▼
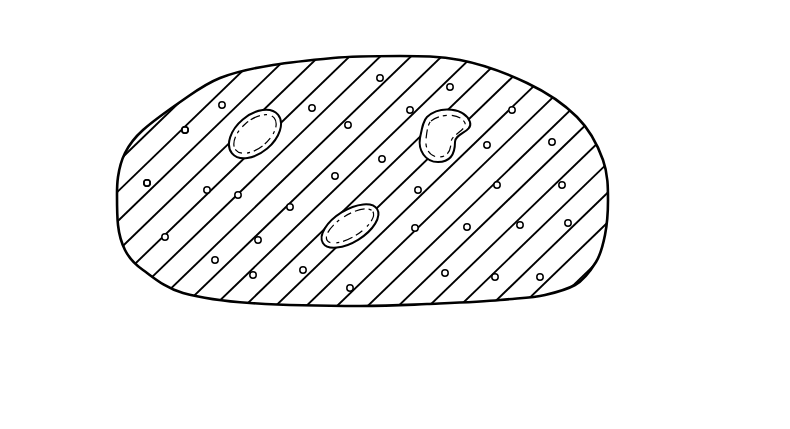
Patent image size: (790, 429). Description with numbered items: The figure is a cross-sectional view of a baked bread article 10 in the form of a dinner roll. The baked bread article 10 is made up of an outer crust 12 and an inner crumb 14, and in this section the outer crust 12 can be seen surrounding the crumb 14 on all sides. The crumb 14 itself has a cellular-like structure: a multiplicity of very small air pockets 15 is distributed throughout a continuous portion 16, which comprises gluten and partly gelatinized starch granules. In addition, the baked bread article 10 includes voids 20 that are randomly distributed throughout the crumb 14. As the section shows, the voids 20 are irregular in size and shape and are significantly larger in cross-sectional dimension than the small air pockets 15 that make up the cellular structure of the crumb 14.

The baked bread article 10 is at (602, 63).
The outer crust 12 is at (608, 205).
The crumb 14 is at (119, 247).
The air pockets 15 is at (180, 132).
The continuous portion 16 is at (510, 267).
The voids 20 is at (255, 133).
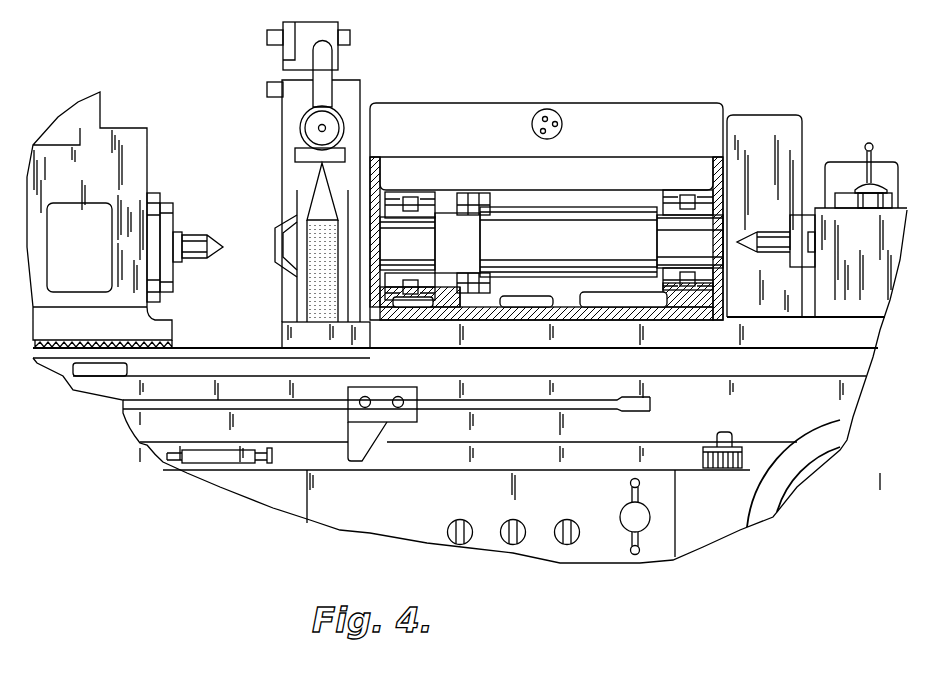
▲
WRITTEN TASK :: Rewrite the listing above with every "dinner roll" replaced by "hamburger bun" and nothing else changed, omitting the pictures.

FULL SOLUTION ::
Patent image size: (790, 429). Description with numbered items: The figure is a cross-sectional view of a baked bread article 10 in the form of a hamburger bun. The baked bread article 10 is made up of an outer crust 12 and an inner crumb 14, and in this section the outer crust 12 can be seen surrounding the crumb 14 on all sides. The crumb 14 itself has a cellular-like structure: a multiplicity of very small air pockets 15 is distributed throughout a continuous portion 16, which comprises gluten and partly gelatinized starch granules. In addition, the baked bread article 10 includes voids 20 that are randomly distributed throughout the crumb 14. As the section shows, the voids 20 are irregular in size and shape and are significantly larger in cross-sectional dimension than the small air pockets 15 that make up the cellular structure of the crumb 14.

The baked bread article 10 is at (602, 63).
The outer crust 12 is at (608, 205).
The crumb 14 is at (119, 247).
The air pockets 15 is at (180, 132).
The continuous portion 16 is at (510, 267).
The voids 20 is at (255, 133).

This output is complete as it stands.